Stored dataset items:

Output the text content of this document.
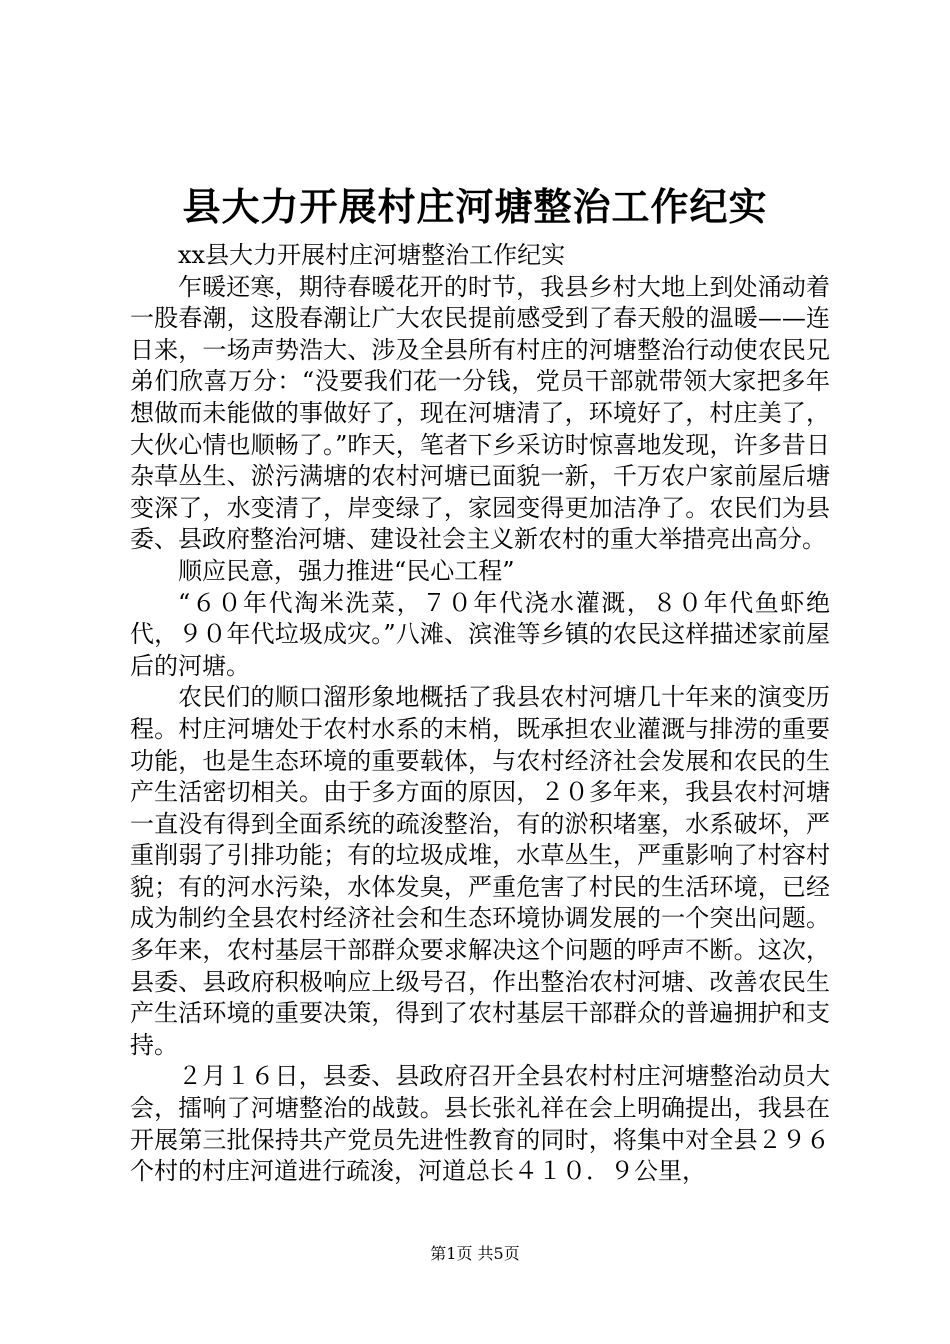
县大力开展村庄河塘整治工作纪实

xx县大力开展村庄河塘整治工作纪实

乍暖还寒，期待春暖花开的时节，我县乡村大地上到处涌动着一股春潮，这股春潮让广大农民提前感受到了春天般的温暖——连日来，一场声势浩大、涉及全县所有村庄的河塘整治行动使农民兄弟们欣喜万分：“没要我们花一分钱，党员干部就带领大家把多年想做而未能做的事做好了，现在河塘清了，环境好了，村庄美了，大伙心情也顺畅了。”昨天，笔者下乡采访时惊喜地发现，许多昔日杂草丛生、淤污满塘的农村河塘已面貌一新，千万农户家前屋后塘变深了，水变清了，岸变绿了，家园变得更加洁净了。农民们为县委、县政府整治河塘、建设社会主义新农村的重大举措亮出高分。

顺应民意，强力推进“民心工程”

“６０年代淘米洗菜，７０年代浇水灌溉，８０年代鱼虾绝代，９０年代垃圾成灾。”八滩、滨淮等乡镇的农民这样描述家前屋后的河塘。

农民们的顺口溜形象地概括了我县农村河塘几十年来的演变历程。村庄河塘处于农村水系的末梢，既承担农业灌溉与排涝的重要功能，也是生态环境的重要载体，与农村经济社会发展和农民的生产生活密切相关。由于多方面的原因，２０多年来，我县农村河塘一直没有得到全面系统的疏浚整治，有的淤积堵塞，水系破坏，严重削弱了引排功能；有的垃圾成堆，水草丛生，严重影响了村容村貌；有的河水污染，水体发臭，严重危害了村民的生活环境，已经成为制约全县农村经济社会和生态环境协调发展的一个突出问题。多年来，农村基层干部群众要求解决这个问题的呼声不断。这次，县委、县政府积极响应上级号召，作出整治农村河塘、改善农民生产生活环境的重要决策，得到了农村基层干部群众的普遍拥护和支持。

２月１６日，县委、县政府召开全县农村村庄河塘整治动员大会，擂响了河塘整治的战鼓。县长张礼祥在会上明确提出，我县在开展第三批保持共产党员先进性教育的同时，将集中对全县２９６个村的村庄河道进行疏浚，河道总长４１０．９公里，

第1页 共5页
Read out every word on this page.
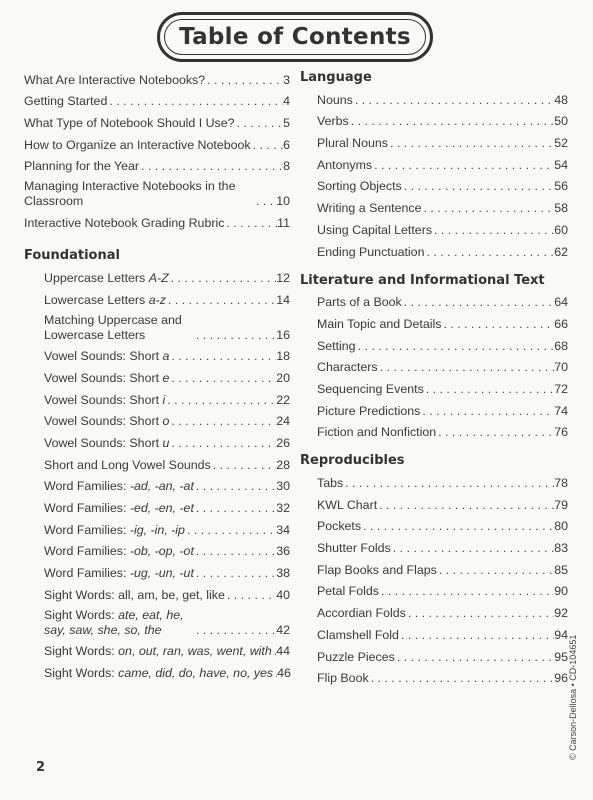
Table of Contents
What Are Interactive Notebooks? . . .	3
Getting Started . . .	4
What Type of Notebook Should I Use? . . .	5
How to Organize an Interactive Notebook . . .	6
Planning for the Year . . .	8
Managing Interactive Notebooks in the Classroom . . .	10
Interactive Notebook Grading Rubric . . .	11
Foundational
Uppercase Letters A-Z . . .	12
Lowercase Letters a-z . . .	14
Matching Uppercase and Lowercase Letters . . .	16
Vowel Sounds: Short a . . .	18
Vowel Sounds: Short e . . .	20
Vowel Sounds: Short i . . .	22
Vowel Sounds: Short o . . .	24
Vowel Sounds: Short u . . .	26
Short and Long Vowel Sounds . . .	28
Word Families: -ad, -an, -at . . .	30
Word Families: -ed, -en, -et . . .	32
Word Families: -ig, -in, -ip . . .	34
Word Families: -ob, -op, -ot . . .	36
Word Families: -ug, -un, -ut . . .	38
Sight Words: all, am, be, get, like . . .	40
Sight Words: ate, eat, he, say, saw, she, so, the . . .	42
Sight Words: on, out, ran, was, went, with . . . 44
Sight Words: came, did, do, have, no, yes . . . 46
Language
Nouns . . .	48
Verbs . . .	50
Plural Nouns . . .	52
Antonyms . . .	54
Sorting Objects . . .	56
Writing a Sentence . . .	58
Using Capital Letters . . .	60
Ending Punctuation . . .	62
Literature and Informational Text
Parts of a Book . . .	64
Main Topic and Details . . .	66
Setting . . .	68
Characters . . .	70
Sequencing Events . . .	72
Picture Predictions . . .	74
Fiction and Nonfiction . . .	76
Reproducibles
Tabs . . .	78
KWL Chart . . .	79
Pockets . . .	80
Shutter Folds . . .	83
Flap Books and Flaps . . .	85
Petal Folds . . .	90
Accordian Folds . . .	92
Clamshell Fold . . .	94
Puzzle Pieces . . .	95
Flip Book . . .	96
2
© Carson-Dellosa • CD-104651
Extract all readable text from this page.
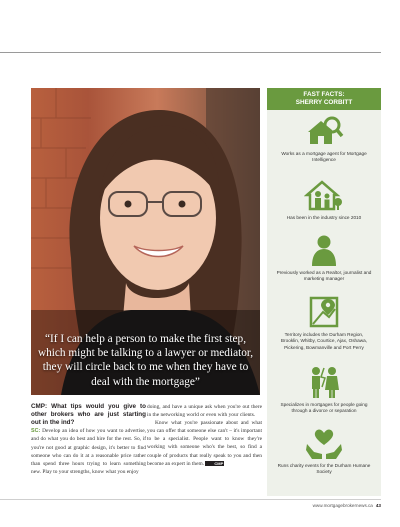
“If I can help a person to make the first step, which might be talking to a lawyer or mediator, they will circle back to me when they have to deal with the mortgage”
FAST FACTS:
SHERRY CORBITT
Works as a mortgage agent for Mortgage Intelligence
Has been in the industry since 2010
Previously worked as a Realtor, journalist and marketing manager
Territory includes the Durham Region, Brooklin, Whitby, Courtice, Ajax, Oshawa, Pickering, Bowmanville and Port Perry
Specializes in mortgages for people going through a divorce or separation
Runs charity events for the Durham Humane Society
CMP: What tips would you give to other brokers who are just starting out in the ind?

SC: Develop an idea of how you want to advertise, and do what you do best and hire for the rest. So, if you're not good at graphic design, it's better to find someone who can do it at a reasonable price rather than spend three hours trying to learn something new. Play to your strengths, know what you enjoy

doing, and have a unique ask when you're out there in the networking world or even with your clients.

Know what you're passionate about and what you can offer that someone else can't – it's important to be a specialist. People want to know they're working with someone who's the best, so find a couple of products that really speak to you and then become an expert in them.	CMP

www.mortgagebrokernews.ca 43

▸ **EXERCISE DIRECTIONS**: Which lines of the material contain the string "Words"? List each of them.

▸ **OUTPUT BELOW**:
Sight Words: all, am, be, get, like . . .	40
Sight Words: ate, eat, he, say, saw, she, so, the . . .	42
Sight Words: on, out, ran, was, went, with . . . 44
Sight Words: came, did, do, have, no, yes . . . 46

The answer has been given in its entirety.